Begin

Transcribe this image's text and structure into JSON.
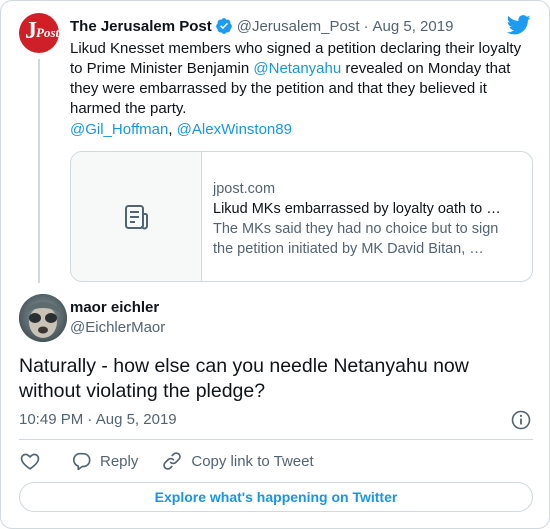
{
  "parent_tweet": {
    "author_name": "The Jerusalem Post",
    "handle": "@Jerusalem_Post",
    "separator": "·",
    "date": "Aug 5, 2019",
    "avatar_text": {
      "letter": "J",
      "rest": "Post"
    },
    "body_parts": [
      "Likud Knesset members who signed a petition declaring their loyalty to Prime Minister Benjamin ",
      "@Netanyahu",
      " revealed on Monday that they were embarrassed by the petition and that they believed it harmed the party."
    ],
    "mentions": [
      "@Gil_Hoffman",
      ", ",
      "@AlexWinston89"
    ],
    "link_card": {
      "domain": "jpost.com",
      "title": "Likud MKs embarrassed by loyalty oath to …",
      "description_lines": [
        "The MKs said they had no choice but to sign",
        "the petition initiated by MK David Bitan, …"
      ]
    }
  },
  "reply_tweet": {
    "author_name": "maor eichler",
    "handle": "@EichlerMaor",
    "body": "Naturally - how else can you needle Netanyahu now without violating the pledge?",
    "time": "10:49 PM",
    "separator": "·",
    "date": "Aug 5, 2019"
  },
  "actions": {
    "like_icon": "heart-icon",
    "reply_label": "Reply",
    "reply_icon": "speech-bubble-icon",
    "copy_label": "Copy link to Tweet",
    "copy_icon": "link-icon"
  },
  "explore_button": {
    "label": "Explore what's happening on Twitter"
  },
  "colors": {
    "accent": "#1b95e0",
    "verified": "#1d9bf0",
    "jpost_red": "#cf1f27",
    "muted_text": "#536471",
    "border": "#cfd9de"
  }
}
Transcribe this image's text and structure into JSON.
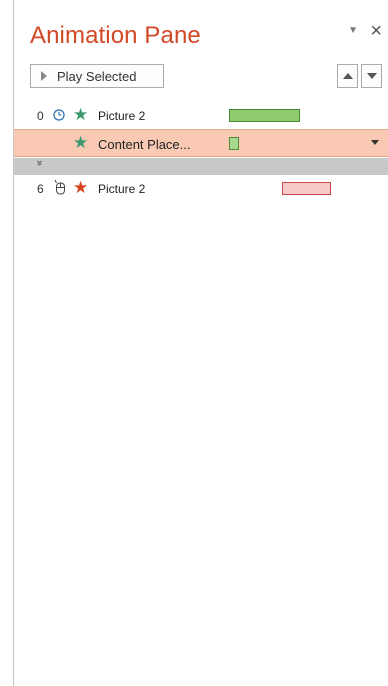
{
  "pane": {
    "title": "Animation Pane",
    "options_glyph": "▼",
    "close_glyph": "×"
  },
  "toolbar": {
    "play_label": "Play Selected"
  },
  "items": [
    {
      "order": "0",
      "trigger_icon": "clock-icon",
      "effect_icon": "star-icon",
      "effect_color": "#3c9a6e",
      "name": "Picture 2",
      "bar_color": "#8fcc70",
      "bar_border": "#4b8a36",
      "selected": false
    },
    {
      "order": "",
      "trigger_icon": "",
      "effect_icon": "star-icon",
      "effect_color": "#3c9a6e",
      "name": "Content Place...",
      "bar_color": "#a8d98f",
      "bar_border": "#4b8a36",
      "selected": true
    },
    {
      "order": "6",
      "trigger_icon": "mouse-icon",
      "effect_icon": "star-icon",
      "effect_color": "#d9441f",
      "name": "Picture 2",
      "bar_color": "#f8c9c9",
      "bar_border": "#c8494a",
      "selected": false
    }
  ],
  "expand_glyph": "»",
  "colors": {
    "accent": "#d24726",
    "selected_row": "#fac9b4",
    "expand_bar": "#c8c8c8"
  }
}
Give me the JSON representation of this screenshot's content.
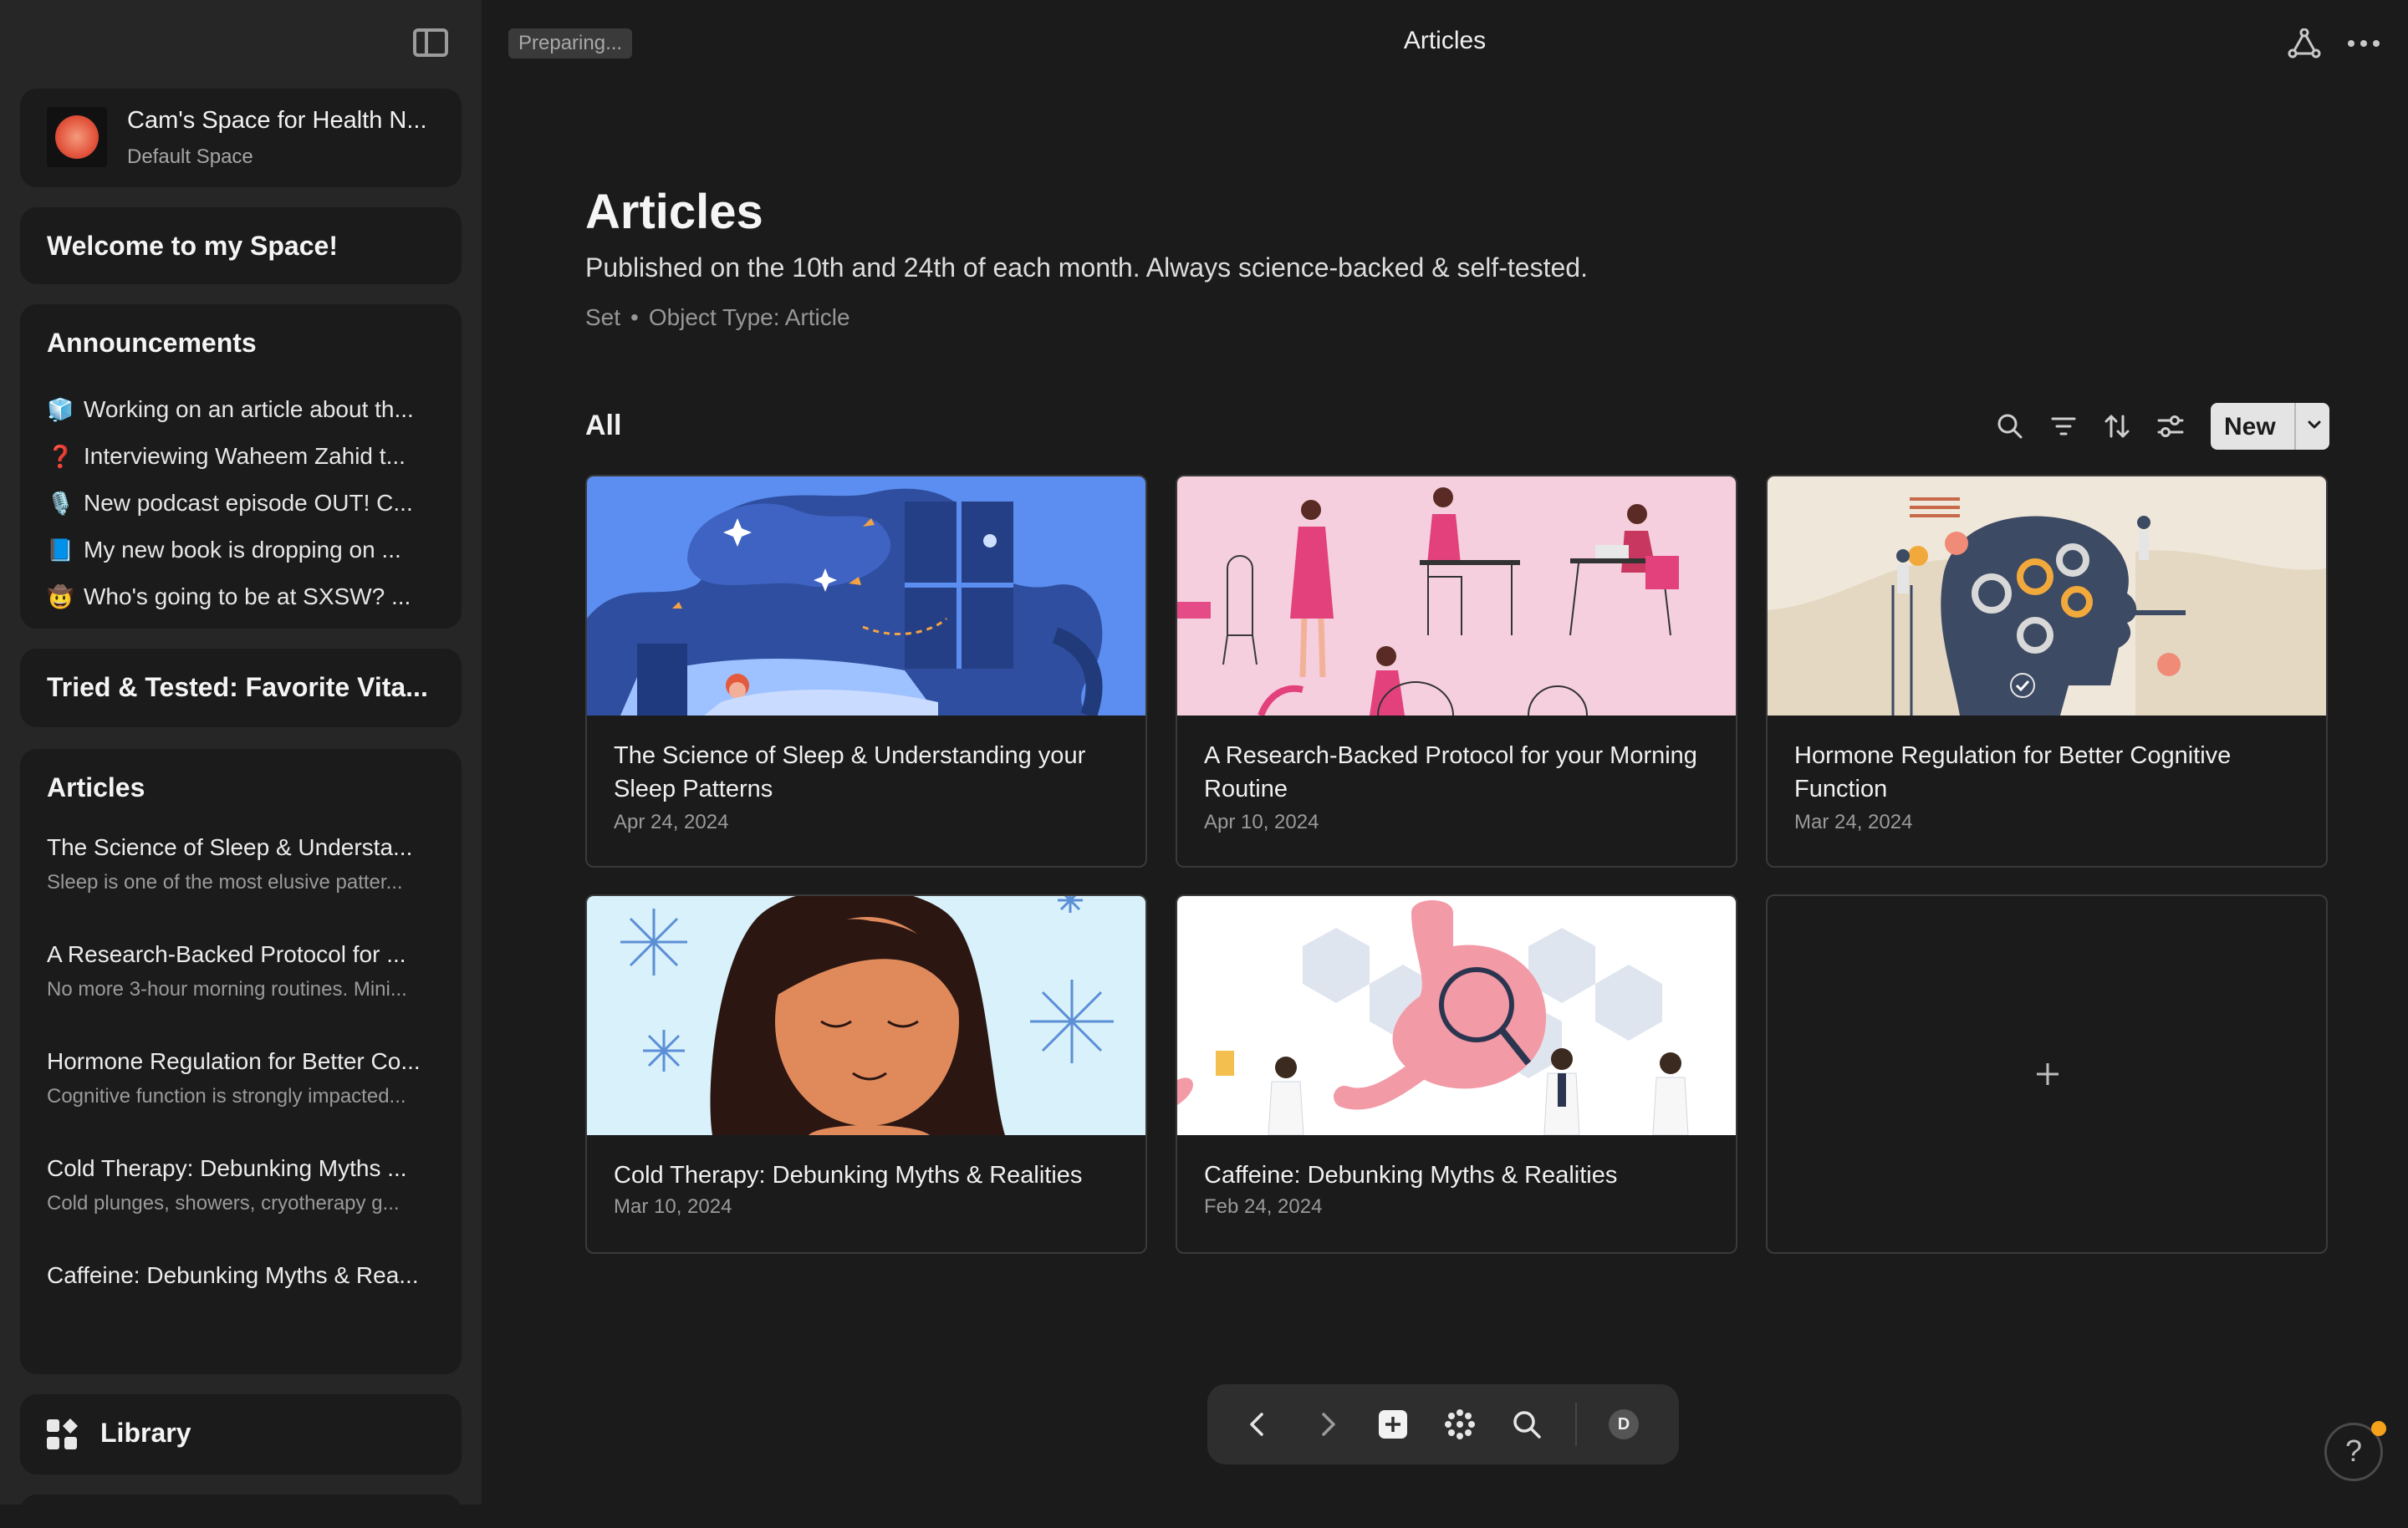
{
  "sidebar": {
    "space": {
      "name": "Cam's Space for Health N...",
      "type": "Default Space"
    },
    "welcome": {
      "title": "Welcome to my Space!"
    },
    "announcements": {
      "title": "Announcements",
      "items": [
        {
          "emoji": "🧊",
          "text": "Working on an article about th..."
        },
        {
          "emoji": "❓",
          "text": "Interviewing Waheem Zahid t..."
        },
        {
          "emoji": "🎙️",
          "text": "New podcast episode OUT! C..."
        },
        {
          "emoji": "📘",
          "text": "My new book is dropping on ..."
        },
        {
          "emoji": "🤠",
          "text": "Who's going to be at SXSW? ..."
        }
      ]
    },
    "tried": {
      "title": "Tried & Tested: Favorite Vita..."
    },
    "articles": {
      "title": "Articles",
      "items": [
        {
          "title": "The Science of Sleep & Understa...",
          "snippet": "Sleep is one of the most elusive patter..."
        },
        {
          "title": "A Research-Backed Protocol for ...",
          "snippet": "No more 3-hour morning routines. Mini..."
        },
        {
          "title": "Hormone Regulation for Better Co...",
          "snippet": "Cognitive function is strongly impacted..."
        },
        {
          "title": "Cold Therapy: Debunking Myths ...",
          "snippet": "Cold plunges, showers, cryotherapy g..."
        },
        {
          "title": "Caffeine: Debunking Myths & Rea...",
          "snippet": ""
        }
      ]
    },
    "library": {
      "label": "Library"
    }
  },
  "topbar": {
    "status": "Preparing...",
    "title": "Articles"
  },
  "page": {
    "title": "Articles",
    "description": "Published on the 10th and 24th of each month. Always science-backed & self-tested.",
    "meta_set": "Set",
    "meta_sep": "•",
    "meta_type": "Object Type: Article",
    "view": "All",
    "new_label": "New"
  },
  "cards": [
    {
      "title": "The Science of Sleep & Understanding your Sleep Patterns",
      "date": "Apr 24, 2024"
    },
    {
      "title": "A Research-Backed Protocol for your Morning Routine",
      "date": "Apr 10, 2024"
    },
    {
      "title": "Hormone Regulation for Better Cognitive Function",
      "date": "Mar 24, 2024"
    },
    {
      "title": "Cold Therapy: Debunking Myths & Realities",
      "date": "Mar 10, 2024"
    },
    {
      "title": "Caffeine: Debunking Myths & Realities",
      "date": "Feb 24, 2024"
    }
  ],
  "dock": {
    "avatar": "D"
  },
  "help": {
    "label": "?"
  },
  "colors": {
    "accent": "#f6a21b",
    "background": "#1b1b1b",
    "sidebar": "#262626"
  }
}
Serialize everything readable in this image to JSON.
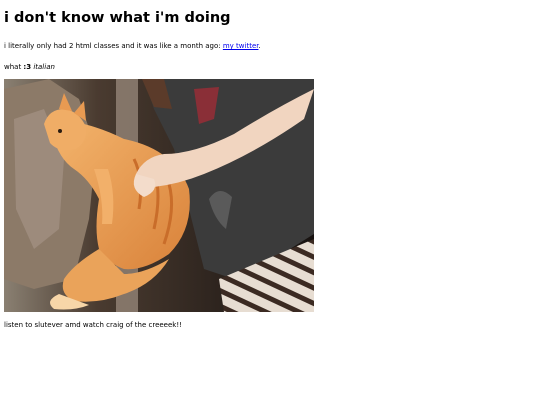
{
  "heading": "i don't know what i'm doing",
  "intro": {
    "text": "i literally only had 2 html classes and it was like a month ago: ",
    "link_label": "my twitter",
    "trailing": "."
  },
  "what_line": {
    "prefix": "what ",
    "bold": ":3",
    "italic": "italian"
  },
  "image_caption": "cat ginger.png",
  "image": {
    "alt": "ginger cat held by a person in a dark t-shirt and zebra-print pants",
    "colors": {
      "cat": "#e69a4c",
      "shirt": "#3a3a3a",
      "background": "#1c1613"
    }
  },
  "footer": "listen to slutever amd watch craig of the creeeek!!"
}
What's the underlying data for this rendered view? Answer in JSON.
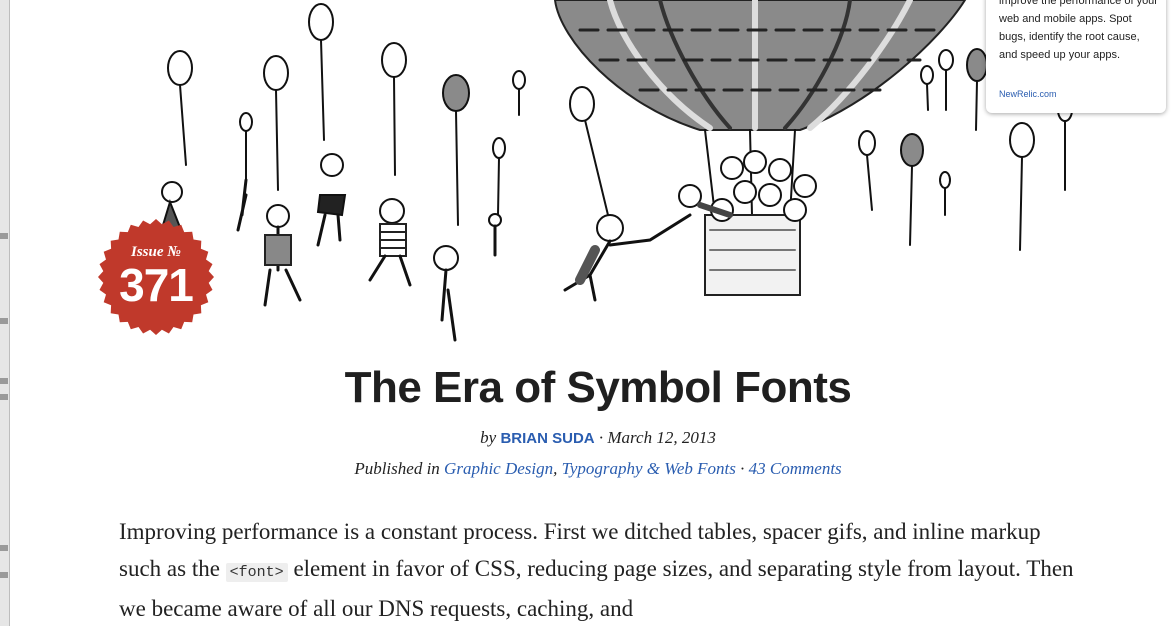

End

Identify every line above with the string "Myths" in it. Copy those lines.

§ Final result:
          "title": "Cold Therapy: Debunking Myths ...",
          "title": "Caffeine: Debunking Myths & Rea...",
      "title": "Cold Therapy: Debunking Myths & Realities",
      "title": "Caffeine: Debunking Myths & Realities",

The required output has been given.